Dataset rows about figures:
◇ ◇ ◇

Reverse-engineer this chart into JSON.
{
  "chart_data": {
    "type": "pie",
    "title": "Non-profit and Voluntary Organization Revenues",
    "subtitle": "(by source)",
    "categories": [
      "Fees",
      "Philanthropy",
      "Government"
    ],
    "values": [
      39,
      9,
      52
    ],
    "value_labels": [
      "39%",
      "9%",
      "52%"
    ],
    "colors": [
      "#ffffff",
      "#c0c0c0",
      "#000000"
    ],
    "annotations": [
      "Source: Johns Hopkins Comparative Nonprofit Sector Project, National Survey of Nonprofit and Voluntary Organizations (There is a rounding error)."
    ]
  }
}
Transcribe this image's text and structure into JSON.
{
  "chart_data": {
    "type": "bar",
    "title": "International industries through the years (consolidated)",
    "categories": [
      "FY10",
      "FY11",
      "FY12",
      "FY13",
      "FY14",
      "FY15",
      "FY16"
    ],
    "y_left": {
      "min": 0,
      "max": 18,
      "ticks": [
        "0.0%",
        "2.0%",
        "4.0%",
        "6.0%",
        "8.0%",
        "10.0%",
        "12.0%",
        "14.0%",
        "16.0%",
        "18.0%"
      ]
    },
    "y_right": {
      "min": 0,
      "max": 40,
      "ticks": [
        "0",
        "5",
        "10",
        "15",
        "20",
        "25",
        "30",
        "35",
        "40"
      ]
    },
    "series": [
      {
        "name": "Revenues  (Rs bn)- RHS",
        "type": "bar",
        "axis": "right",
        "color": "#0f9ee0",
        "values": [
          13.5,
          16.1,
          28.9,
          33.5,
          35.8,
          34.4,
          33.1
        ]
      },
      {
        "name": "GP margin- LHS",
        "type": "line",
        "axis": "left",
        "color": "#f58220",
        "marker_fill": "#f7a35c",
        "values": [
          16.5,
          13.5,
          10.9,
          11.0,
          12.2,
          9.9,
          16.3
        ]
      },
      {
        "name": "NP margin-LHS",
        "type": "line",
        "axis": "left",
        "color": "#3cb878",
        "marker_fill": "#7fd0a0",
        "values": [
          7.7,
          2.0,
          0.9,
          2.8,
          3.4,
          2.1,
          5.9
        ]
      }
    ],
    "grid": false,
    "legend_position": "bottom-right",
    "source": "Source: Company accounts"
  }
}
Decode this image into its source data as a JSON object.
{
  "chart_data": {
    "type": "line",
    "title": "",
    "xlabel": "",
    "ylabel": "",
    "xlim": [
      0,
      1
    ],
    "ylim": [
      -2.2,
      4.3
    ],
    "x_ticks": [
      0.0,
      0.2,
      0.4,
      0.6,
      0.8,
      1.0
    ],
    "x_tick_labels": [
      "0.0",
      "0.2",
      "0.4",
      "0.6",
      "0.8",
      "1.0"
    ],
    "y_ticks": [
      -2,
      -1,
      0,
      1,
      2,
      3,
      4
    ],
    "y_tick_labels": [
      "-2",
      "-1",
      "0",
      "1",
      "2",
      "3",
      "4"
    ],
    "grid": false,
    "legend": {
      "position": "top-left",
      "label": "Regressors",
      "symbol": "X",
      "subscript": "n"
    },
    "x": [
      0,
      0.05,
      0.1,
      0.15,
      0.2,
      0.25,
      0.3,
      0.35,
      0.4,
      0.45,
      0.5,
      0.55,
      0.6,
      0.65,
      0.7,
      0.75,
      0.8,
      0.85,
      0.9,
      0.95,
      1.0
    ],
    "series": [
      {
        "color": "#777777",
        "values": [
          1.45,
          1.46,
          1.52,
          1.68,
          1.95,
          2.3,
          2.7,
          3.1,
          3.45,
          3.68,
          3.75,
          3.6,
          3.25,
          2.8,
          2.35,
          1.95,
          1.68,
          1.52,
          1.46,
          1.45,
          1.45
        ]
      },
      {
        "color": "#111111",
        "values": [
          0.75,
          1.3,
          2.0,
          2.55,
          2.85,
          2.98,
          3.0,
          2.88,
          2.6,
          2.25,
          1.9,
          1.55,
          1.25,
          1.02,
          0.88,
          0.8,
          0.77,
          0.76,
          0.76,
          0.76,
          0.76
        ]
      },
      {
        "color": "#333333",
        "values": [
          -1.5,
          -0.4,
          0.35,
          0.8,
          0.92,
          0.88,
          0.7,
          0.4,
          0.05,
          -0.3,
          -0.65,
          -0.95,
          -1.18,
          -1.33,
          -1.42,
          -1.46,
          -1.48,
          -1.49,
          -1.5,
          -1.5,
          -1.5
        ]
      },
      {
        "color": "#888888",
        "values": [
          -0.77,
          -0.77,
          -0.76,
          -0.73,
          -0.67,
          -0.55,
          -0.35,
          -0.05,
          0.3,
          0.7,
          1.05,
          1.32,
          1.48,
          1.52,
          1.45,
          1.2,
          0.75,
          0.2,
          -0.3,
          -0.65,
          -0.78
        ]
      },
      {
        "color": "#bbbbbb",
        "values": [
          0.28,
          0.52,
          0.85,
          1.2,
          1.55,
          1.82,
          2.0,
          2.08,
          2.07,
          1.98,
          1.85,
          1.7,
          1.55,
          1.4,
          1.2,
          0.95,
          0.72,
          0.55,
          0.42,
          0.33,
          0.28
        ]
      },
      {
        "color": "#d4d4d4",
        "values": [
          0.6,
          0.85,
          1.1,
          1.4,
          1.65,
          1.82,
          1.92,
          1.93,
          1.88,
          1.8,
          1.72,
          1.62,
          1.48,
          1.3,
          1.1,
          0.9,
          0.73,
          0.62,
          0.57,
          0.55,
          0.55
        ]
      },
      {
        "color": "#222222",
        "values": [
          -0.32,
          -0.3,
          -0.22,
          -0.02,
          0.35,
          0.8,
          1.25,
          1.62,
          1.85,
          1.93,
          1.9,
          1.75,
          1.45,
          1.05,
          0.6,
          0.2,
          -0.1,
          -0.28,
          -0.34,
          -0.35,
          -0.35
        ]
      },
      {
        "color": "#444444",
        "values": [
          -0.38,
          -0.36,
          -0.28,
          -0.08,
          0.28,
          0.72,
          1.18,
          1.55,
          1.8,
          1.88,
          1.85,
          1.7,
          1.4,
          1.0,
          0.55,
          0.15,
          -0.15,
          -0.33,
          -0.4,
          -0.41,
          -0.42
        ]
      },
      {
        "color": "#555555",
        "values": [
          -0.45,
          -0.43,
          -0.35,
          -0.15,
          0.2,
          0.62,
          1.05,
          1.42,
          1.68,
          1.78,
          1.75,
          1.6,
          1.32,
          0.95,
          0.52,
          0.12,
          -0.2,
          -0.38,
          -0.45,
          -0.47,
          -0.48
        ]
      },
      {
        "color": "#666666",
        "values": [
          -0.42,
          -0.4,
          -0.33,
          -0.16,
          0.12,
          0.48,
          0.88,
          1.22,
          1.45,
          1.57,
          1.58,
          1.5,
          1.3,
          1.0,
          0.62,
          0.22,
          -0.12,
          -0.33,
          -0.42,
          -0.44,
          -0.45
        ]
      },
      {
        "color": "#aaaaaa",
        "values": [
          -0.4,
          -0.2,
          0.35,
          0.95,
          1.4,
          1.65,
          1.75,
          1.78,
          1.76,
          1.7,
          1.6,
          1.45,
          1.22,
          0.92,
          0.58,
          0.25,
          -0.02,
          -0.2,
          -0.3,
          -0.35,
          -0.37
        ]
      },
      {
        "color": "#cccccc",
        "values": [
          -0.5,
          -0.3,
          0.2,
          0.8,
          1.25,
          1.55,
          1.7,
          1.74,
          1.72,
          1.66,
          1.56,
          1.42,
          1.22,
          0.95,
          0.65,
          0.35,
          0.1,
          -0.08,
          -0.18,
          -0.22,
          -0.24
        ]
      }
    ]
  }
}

◇ ◇ ◇

Show every line of the records above that contains the word "margin".

--- Final result ---
        "name": "GP margin- LHS",
        "name": "NP margin-LHS",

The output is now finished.